Part of a data file
══════

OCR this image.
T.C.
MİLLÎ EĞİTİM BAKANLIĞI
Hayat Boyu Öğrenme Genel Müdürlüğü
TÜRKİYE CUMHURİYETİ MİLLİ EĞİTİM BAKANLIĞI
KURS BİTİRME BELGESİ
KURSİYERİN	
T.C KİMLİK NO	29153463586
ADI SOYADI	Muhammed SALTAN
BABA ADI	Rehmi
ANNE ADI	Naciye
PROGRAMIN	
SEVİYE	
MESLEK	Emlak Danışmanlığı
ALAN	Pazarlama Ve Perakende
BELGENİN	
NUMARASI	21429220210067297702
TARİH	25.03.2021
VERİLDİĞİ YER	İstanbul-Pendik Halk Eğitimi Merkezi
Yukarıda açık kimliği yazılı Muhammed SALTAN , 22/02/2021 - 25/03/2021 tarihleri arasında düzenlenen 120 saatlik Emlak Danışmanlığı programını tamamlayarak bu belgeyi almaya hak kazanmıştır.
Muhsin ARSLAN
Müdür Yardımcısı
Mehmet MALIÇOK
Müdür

══════

> **What is expected**:
Above are the records; retype them all without a single difference.

> **Task output**:
OCR this image.
T.C.
MİLLÎ EĞİTİM BAKANLIĞI
Hayat Boyu Öğrenme Genel Müdürlüğü
TÜRKİYE CUMHURİYETİ MİLLİ EĞİTİM BAKANLIĞI
KURS BİTİRME BELGESİ
KURSİYERİN	
T.C KİMLİK NO	29153463586
ADI SOYADI	Muhammed SALTAN
BABA ADI	Rehmi
ANNE ADI	Naciye
PROGRAMIN	
SEVİYE	
MESLEK	Emlak Danışmanlığı
ALAN	Pazarlama Ve Perakende
BELGENİN	
NUMARASI	21429220210067297702
TARİH	25.03.2021
VERİLDİĞİ YER	İstanbul-Pendik Halk Eğitimi Merkezi
Yukarıda açık kimliği yazılı Muhammed SALTAN , 22/02/2021 - 25/03/2021 tarihleri arasında düzenlenen 120 saatlik Emlak Danışmanlığı programını tamamlayarak bu belgeyi almaya hak kazanmıştır.
Muhsin ARSLAN
Müdür Yardımcısı
Mehmet MALIÇOK
Müdür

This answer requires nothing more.